Written problem -> Without the pictures, copy all the entries below exactly.

Input rows ->
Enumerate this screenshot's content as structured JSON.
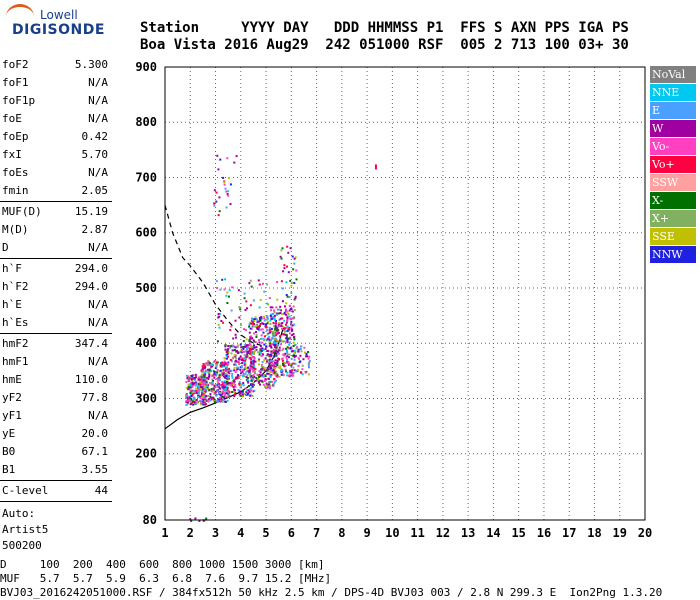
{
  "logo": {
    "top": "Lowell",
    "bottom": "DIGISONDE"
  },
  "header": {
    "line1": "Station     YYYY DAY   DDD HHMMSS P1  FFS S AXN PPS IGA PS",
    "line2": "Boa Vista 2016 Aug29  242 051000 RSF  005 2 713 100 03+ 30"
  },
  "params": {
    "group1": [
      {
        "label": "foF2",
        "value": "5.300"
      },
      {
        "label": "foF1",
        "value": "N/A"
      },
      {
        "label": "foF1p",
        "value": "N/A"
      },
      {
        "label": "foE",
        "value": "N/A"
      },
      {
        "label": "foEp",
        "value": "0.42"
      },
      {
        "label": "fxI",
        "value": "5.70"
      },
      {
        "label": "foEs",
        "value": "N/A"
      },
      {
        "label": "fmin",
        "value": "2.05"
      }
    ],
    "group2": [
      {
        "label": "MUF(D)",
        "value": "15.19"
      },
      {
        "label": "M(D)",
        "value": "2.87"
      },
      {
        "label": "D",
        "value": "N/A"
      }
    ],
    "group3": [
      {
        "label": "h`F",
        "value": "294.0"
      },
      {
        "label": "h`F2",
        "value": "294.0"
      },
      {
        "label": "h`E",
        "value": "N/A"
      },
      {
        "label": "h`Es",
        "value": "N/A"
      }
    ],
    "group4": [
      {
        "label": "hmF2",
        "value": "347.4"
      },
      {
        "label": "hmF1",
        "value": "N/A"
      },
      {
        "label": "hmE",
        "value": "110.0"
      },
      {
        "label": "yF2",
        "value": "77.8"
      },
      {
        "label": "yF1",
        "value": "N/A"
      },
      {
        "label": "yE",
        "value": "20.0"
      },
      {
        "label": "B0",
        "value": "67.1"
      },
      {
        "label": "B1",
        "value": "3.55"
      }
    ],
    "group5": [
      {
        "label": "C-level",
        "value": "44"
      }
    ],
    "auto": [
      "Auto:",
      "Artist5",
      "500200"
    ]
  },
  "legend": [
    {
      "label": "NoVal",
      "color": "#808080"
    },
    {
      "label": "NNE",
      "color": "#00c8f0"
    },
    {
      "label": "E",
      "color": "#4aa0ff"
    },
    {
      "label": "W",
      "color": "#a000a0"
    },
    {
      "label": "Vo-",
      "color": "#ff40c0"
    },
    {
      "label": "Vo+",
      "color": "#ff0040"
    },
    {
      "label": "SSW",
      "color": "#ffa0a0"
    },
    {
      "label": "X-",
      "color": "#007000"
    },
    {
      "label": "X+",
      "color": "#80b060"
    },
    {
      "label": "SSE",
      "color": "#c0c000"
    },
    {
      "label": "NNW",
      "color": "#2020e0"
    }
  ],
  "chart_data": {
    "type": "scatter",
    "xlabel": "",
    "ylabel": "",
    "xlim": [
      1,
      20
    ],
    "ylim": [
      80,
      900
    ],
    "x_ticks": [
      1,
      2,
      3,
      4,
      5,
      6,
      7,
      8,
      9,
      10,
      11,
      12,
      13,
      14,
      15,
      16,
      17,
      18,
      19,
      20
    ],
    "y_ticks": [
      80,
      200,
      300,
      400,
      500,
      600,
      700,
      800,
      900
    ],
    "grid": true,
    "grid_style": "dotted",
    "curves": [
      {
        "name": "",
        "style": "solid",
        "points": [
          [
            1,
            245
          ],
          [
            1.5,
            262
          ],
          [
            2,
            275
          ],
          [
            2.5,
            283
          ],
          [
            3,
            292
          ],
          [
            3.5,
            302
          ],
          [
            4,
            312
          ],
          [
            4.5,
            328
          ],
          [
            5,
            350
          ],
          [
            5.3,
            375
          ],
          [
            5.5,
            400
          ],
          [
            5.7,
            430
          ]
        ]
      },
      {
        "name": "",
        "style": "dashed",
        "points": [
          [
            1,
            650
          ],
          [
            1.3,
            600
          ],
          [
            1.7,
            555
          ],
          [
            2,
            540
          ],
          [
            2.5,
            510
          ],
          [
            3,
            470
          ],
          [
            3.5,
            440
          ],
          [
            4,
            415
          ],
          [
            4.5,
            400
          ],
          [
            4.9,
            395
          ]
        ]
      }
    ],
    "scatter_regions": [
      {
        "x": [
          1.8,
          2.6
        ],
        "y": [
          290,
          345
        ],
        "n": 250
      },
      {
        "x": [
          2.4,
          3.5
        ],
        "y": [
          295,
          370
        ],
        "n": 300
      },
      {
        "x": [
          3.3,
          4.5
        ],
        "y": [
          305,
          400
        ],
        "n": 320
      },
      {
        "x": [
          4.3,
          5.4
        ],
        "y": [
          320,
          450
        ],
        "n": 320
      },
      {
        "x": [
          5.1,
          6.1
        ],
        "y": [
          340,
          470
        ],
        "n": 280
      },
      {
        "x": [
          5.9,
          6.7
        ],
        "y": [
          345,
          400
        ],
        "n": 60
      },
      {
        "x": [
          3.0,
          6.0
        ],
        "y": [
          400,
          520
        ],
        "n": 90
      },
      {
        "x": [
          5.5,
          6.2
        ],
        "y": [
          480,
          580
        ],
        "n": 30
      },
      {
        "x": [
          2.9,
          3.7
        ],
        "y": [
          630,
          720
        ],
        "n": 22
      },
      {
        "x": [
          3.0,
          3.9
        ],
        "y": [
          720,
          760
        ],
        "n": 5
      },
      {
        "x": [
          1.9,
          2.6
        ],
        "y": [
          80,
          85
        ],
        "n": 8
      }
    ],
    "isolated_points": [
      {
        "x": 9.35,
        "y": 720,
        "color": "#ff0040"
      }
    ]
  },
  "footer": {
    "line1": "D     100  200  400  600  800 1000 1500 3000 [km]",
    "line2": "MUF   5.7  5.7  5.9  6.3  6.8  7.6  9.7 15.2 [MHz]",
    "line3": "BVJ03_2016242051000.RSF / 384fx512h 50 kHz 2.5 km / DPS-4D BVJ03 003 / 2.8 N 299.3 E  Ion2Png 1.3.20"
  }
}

Full output ->
Enumerate this screenshot's content as structured JSON.
{
  "logo": {
    "top": "Lowell",
    "bottom": "DIGISONDE"
  },
  "header": {
    "line1": "Station     YYYY DAY   DDD HHMMSS P1  FFS S AXN PPS IGA PS",
    "line2": "Boa Vista 2016 Aug29  242 051000 RSF  005 2 713 100 03+ 30"
  },
  "params": {
    "group1": [
      {
        "label": "foF2",
        "value": "5.300"
      },
      {
        "label": "foF1",
        "value": "N/A"
      },
      {
        "label": "foF1p",
        "value": "N/A"
      },
      {
        "label": "foE",
        "value": "N/A"
      },
      {
        "label": "foEp",
        "value": "0.42"
      },
      {
        "label": "fxI",
        "value": "5.70"
      },
      {
        "label": "foEs",
        "value": "N/A"
      },
      {
        "label": "fmin",
        "value": "2.05"
      }
    ],
    "group2": [
      {
        "label": "MUF(D)",
        "value": "15.19"
      },
      {
        "label": "M(D)",
        "value": "2.87"
      },
      {
        "label": "D",
        "value": "N/A"
      }
    ],
    "group3": [
      {
        "label": "h`F",
        "value": "294.0"
      },
      {
        "label": "h`F2",
        "value": "294.0"
      },
      {
        "label": "h`E",
        "value": "N/A"
      },
      {
        "label": "h`Es",
        "value": "N/A"
      }
    ],
    "group4": [
      {
        "label": "hmF2",
        "value": "347.4"
      },
      {
        "label": "hmF1",
        "value": "N/A"
      },
      {
        "label": "hmE",
        "value": "110.0"
      },
      {
        "label": "yF2",
        "value": "77.8"
      },
      {
        "label": "yF1",
        "value": "N/A"
      },
      {
        "label": "yE",
        "value": "20.0"
      },
      {
        "label": "B0",
        "value": "67.1"
      },
      {
        "label": "B1",
        "value": "3.55"
      }
    ],
    "group5": [
      {
        "label": "C-level",
        "value": "44"
      }
    ],
    "auto": [
      "Auto:",
      "Artist5",
      "500200"
    ]
  },
  "legend": [
    {
      "label": "NoVal",
      "color": "#808080"
    },
    {
      "label": "NNE",
      "color": "#00c8f0"
    },
    {
      "label": "E",
      "color": "#4aa0ff"
    },
    {
      "label": "W",
      "color": "#a000a0"
    },
    {
      "label": "Vo-",
      "color": "#ff40c0"
    },
    {
      "label": "Vo+",
      "color": "#ff0040"
    },
    {
      "label": "SSW",
      "color": "#ffa0a0"
    },
    {
      "label": "X-",
      "color": "#007000"
    },
    {
      "label": "X+",
      "color": "#80b060"
    },
    {
      "label": "SSE",
      "color": "#c0c000"
    },
    {
      "label": "NNW",
      "color": "#2020e0"
    }
  ],
  "chart_data": {
    "type": "scatter",
    "xlabel": "",
    "ylabel": "",
    "xlim": [
      1,
      20
    ],
    "ylim": [
      80,
      900
    ],
    "x_ticks": [
      1,
      2,
      3,
      4,
      5,
      6,
      7,
      8,
      9,
      10,
      11,
      12,
      13,
      14,
      15,
      16,
      17,
      18,
      19,
      20
    ],
    "y_ticks": [
      80,
      200,
      300,
      400,
      500,
      600,
      700,
      800,
      900
    ],
    "grid": true,
    "grid_style": "dotted",
    "curves": [
      {
        "name": "",
        "style": "solid",
        "points": [
          [
            1,
            245
          ],
          [
            1.5,
            262
          ],
          [
            2,
            275
          ],
          [
            2.5,
            283
          ],
          [
            3,
            292
          ],
          [
            3.5,
            302
          ],
          [
            4,
            312
          ],
          [
            4.5,
            328
          ],
          [
            5,
            350
          ],
          [
            5.3,
            375
          ],
          [
            5.5,
            400
          ],
          [
            5.7,
            430
          ]
        ]
      },
      {
        "name": "",
        "style": "dashed",
        "points": [
          [
            1,
            650
          ],
          [
            1.3,
            600
          ],
          [
            1.7,
            555
          ],
          [
            2,
            540
          ],
          [
            2.5,
            510
          ],
          [
            3,
            470
          ],
          [
            3.5,
            440
          ],
          [
            4,
            415
          ],
          [
            4.5,
            400
          ],
          [
            4.9,
            395
          ]
        ]
      }
    ],
    "scatter_regions": [
      {
        "x": [
          1.8,
          2.6
        ],
        "y": [
          290,
          345
        ],
        "n": 250
      },
      {
        "x": [
          2.4,
          3.5
        ],
        "y": [
          295,
          370
        ],
        "n": 300
      },
      {
        "x": [
          3.3,
          4.5
        ],
        "y": [
          305,
          400
        ],
        "n": 320
      },
      {
        "x": [
          4.3,
          5.4
        ],
        "y": [
          320,
          450
        ],
        "n": 320
      },
      {
        "x": [
          5.1,
          6.1
        ],
        "y": [
          340,
          470
        ],
        "n": 280
      },
      {
        "x": [
          5.9,
          6.7
        ],
        "y": [
          345,
          400
        ],
        "n": 60
      },
      {
        "x": [
          3.0,
          6.0
        ],
        "y": [
          400,
          520
        ],
        "n": 90
      },
      {
        "x": [
          5.5,
          6.2
        ],
        "y": [
          480,
          580
        ],
        "n": 30
      },
      {
        "x": [
          2.9,
          3.7
        ],
        "y": [
          630,
          720
        ],
        "n": 22
      },
      {
        "x": [
          3.0,
          3.9
        ],
        "y": [
          720,
          760
        ],
        "n": 5
      },
      {
        "x": [
          1.9,
          2.6
        ],
        "y": [
          80,
          85
        ],
        "n": 8
      }
    ],
    "isolated_points": [
      {
        "x": 9.35,
        "y": 720,
        "color": "#ff0040"
      }
    ]
  },
  "footer": {
    "line1": "D     100  200  400  600  800 1000 1500 3000 [km]",
    "line2": "MUF   5.7  5.7  5.9  6.3  6.8  7.6  9.7 15.2 [MHz]",
    "line3": "BVJ03_2016242051000.RSF / 384fx512h 50 kHz 2.5 km / DPS-4D BVJ03 003 / 2.8 N 299.3 E  Ion2Png 1.3.20"
  }
}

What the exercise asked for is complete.